Start of Data for processing
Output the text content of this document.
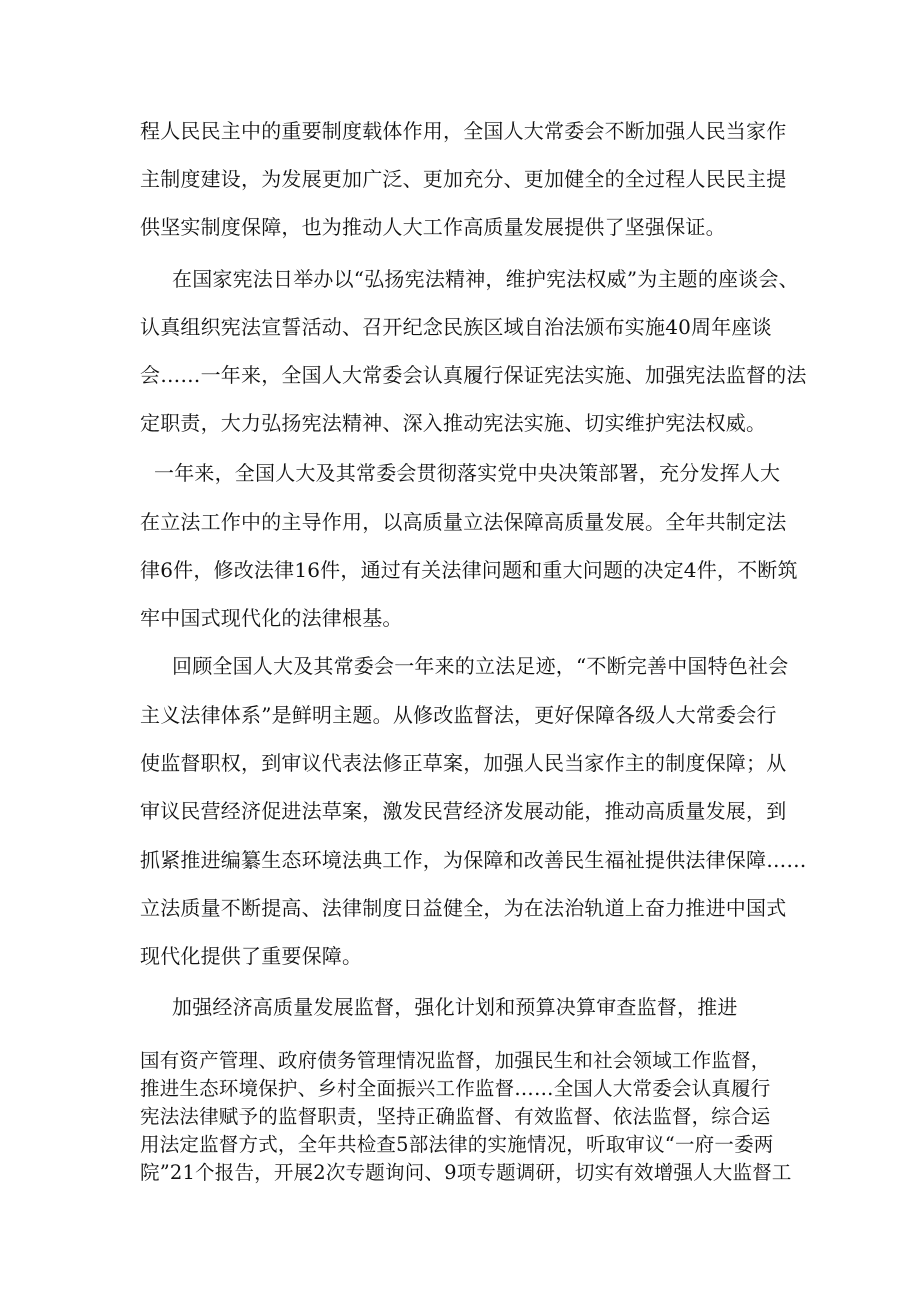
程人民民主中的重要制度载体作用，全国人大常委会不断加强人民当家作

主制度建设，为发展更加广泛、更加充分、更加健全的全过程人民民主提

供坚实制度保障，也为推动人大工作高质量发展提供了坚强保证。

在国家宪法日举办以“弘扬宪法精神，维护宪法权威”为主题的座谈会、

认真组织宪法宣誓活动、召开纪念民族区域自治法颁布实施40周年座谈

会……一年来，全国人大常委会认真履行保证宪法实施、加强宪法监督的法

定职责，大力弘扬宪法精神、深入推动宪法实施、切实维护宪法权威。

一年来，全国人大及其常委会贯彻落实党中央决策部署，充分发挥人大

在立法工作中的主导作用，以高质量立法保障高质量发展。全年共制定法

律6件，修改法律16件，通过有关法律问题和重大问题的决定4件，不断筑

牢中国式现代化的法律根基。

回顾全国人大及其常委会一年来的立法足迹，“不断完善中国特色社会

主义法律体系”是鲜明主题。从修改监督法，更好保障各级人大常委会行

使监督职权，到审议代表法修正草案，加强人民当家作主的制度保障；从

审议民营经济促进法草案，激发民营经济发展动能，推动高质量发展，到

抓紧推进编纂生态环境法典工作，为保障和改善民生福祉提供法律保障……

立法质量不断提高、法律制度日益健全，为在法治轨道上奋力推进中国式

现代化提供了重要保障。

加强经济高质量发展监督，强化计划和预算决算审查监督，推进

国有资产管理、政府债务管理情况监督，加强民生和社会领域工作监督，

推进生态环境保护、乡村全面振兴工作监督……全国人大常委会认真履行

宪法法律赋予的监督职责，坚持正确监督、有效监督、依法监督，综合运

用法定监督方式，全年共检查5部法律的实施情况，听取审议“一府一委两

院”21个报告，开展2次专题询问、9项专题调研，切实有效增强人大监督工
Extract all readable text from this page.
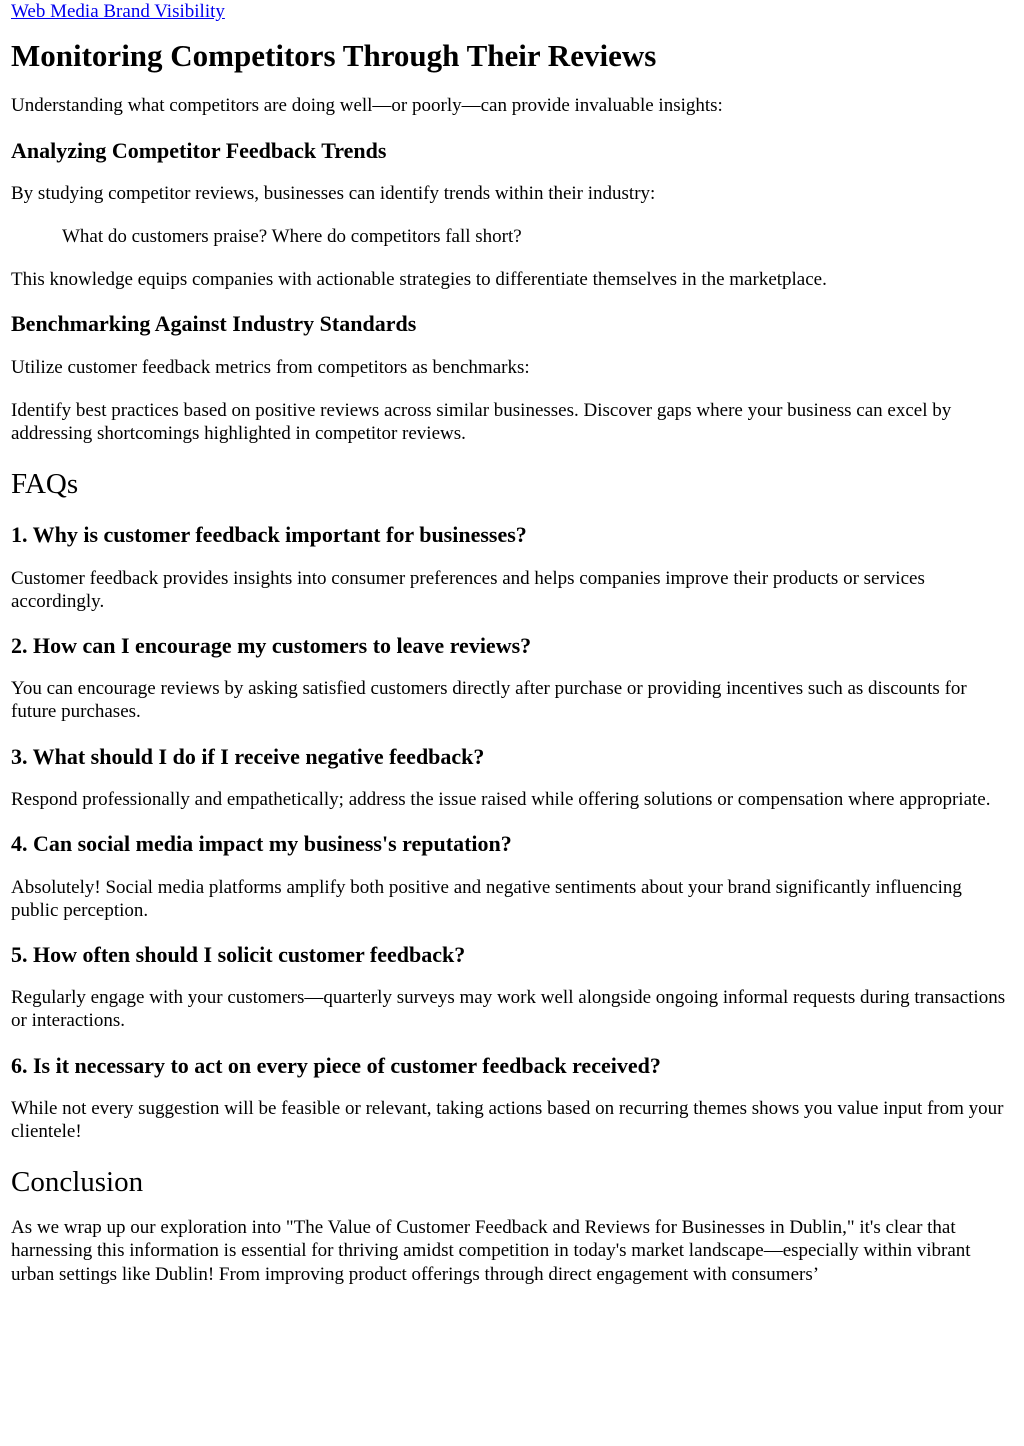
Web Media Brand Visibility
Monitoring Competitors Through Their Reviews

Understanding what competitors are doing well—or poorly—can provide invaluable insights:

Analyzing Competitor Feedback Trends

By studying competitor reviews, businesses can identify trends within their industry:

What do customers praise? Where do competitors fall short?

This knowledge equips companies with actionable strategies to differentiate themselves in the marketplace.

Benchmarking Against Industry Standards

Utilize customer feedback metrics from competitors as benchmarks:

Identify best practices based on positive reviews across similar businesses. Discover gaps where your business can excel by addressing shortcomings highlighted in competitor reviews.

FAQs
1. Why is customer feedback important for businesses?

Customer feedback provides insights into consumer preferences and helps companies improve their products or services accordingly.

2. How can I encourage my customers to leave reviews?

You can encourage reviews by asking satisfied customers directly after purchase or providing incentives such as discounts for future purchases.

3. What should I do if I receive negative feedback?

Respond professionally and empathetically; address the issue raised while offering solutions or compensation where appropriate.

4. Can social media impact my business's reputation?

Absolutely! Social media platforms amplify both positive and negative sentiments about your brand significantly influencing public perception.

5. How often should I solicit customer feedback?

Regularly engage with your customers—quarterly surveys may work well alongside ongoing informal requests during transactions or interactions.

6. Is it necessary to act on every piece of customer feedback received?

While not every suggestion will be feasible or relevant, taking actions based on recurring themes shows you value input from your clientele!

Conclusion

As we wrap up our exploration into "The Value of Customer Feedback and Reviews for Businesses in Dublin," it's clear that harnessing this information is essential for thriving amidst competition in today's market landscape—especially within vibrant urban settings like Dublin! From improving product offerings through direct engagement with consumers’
End of Data for processing
### [Description of the task]
Report all lines of the data that include the word "companies".

### [Answer below]
This knowledge equips companies with actionable strategies to differentiate themselves in the marketplace.
Customer feedback provides insights into consumer preferences and helps companies improve their products or services accordingly.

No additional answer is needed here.